_What you need to do_
Would you write out the entries below, every one of them, exactly?

_Supplied records_
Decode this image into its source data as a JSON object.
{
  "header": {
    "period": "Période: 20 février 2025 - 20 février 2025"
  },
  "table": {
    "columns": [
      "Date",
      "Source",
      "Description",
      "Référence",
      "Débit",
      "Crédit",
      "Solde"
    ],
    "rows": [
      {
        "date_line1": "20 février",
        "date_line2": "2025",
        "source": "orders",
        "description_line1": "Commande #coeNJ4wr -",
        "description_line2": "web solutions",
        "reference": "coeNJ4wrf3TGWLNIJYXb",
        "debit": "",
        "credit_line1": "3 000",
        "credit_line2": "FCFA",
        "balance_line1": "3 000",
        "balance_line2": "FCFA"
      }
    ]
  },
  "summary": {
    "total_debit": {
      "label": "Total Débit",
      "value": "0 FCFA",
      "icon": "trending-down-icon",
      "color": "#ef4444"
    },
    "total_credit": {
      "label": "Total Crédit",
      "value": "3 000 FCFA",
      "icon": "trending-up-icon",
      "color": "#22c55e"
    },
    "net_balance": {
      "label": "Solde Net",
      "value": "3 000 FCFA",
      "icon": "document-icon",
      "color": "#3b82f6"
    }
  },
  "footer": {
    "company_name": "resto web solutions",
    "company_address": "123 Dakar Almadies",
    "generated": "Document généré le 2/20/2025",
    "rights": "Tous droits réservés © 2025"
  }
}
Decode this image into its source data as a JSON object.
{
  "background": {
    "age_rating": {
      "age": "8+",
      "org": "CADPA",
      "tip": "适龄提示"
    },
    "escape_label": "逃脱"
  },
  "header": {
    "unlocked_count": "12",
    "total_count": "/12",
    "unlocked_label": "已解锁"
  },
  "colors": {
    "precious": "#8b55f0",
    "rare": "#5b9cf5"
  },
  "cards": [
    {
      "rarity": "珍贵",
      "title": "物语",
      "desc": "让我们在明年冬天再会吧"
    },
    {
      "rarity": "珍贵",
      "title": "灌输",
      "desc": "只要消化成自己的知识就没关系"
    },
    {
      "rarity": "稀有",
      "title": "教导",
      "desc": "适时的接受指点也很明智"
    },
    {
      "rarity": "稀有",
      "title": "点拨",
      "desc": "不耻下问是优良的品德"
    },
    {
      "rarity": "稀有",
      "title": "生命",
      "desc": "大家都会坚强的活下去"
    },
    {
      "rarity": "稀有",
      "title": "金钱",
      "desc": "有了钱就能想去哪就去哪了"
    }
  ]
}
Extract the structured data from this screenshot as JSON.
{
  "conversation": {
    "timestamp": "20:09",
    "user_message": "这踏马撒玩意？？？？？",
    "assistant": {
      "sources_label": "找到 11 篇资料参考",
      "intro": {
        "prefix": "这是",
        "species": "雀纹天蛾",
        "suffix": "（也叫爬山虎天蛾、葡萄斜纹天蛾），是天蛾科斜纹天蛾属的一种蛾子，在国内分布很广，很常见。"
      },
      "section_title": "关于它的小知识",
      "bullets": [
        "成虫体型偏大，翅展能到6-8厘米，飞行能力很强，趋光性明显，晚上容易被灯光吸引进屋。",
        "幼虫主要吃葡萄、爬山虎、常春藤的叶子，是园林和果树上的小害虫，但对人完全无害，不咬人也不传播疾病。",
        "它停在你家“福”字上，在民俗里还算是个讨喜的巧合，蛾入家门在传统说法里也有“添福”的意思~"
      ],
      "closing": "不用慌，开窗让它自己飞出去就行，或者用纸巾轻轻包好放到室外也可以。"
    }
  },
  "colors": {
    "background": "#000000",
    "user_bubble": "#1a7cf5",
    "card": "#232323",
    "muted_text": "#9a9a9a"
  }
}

_Full solution_
Decode this image into its source data as a JSON object.
{
  "header": {
    "period": "Période: 20 février 2025 - 20 février 2025"
  },
  "table": {
    "columns": [
      "Date",
      "Source",
      "Description",
      "Référence",
      "Débit",
      "Crédit",
      "Solde"
    ],
    "rows": [
      {
        "date_line1": "20 février",
        "date_line2": "2025",
        "source": "orders",
        "description_line1": "Commande #coeNJ4wr -",
        "description_line2": "web solutions",
        "reference": "coeNJ4wrf3TGWLNIJYXb",
        "debit": "",
        "credit_line1": "3 000",
        "credit_line2": "FCFA",
        "balance_line1": "3 000",
        "balance_line2": "FCFA"
      }
    ]
  },
  "summary": {
    "total_debit": {
      "label": "Total Débit",
      "value": "0 FCFA",
      "icon": "trending-down-icon",
      "color": "#ef4444"
    },
    "total_credit": {
      "label": "Total Crédit",
      "value": "3 000 FCFA",
      "icon": "trending-up-icon",
      "color": "#22c55e"
    },
    "net_balance": {
      "label": "Solde Net",
      "value": "3 000 FCFA",
      "icon": "document-icon",
      "color": "#3b82f6"
    }
  },
  "footer": {
    "company_name": "resto web solutions",
    "company_address": "123 Dakar Almadies",
    "generated": "Document généré le 2/20/2025",
    "rights": "Tous droits réservés © 2025"
  }
}
Decode this image into its source data as a JSON object.
{
  "background": {
    "age_rating": {
      "age": "8+",
      "org": "CADPA",
      "tip": "适龄提示"
    },
    "escape_label": "逃脱"
  },
  "header": {
    "unlocked_count": "12",
    "total_count": "/12",
    "unlocked_label": "已解锁"
  },
  "colors": {
    "precious": "#8b55f0",
    "rare": "#5b9cf5"
  },
  "cards": [
    {
      "rarity": "珍贵",
      "title": "物语",
      "desc": "让我们在明年冬天再会吧"
    },
    {
      "rarity": "珍贵",
      "title": "灌输",
      "desc": "只要消化成自己的知识就没关系"
    },
    {
      "rarity": "稀有",
      "title": "教导",
      "desc": "适时的接受指点也很明智"
    },
    {
      "rarity": "稀有",
      "title": "点拨",
      "desc": "不耻下问是优良的品德"
    },
    {
      "rarity": "稀有",
      "title": "生命",
      "desc": "大家都会坚强的活下去"
    },
    {
      "rarity": "稀有",
      "title": "金钱",
      "desc": "有了钱就能想去哪就去哪了"
    }
  ]
}
Extract the structured data from this screenshot as JSON.
{
  "conversation": {
    "timestamp": "20:09",
    "user_message": "这踏马撒玩意？？？？？",
    "assistant": {
      "sources_label": "找到 11 篇资料参考",
      "intro": {
        "prefix": "这是",
        "species": "雀纹天蛾",
        "suffix": "（也叫爬山虎天蛾、葡萄斜纹天蛾），是天蛾科斜纹天蛾属的一种蛾子，在国内分布很广，很常见。"
      },
      "section_title": "关于它的小知识",
      "bullets": [
        "成虫体型偏大，翅展能到6-8厘米，飞行能力很强，趋光性明显，晚上容易被灯光吸引进屋。",
        "幼虫主要吃葡萄、爬山虎、常春藤的叶子，是园林和果树上的小害虫，但对人完全无害，不咬人也不传播疾病。",
        "它停在你家“福”字上，在民俗里还算是个讨喜的巧合，蛾入家门在传统说法里也有“添福”的意思~"
      ],
      "closing": "不用慌，开窗让它自己飞出去就行，或者用纸巾轻轻包好放到室外也可以。"
    }
  },
  "colors": {
    "background": "#000000",
    "user_bubble": "#1a7cf5",
    "card": "#232323",
    "muted_text": "#9a9a9a"
  }
}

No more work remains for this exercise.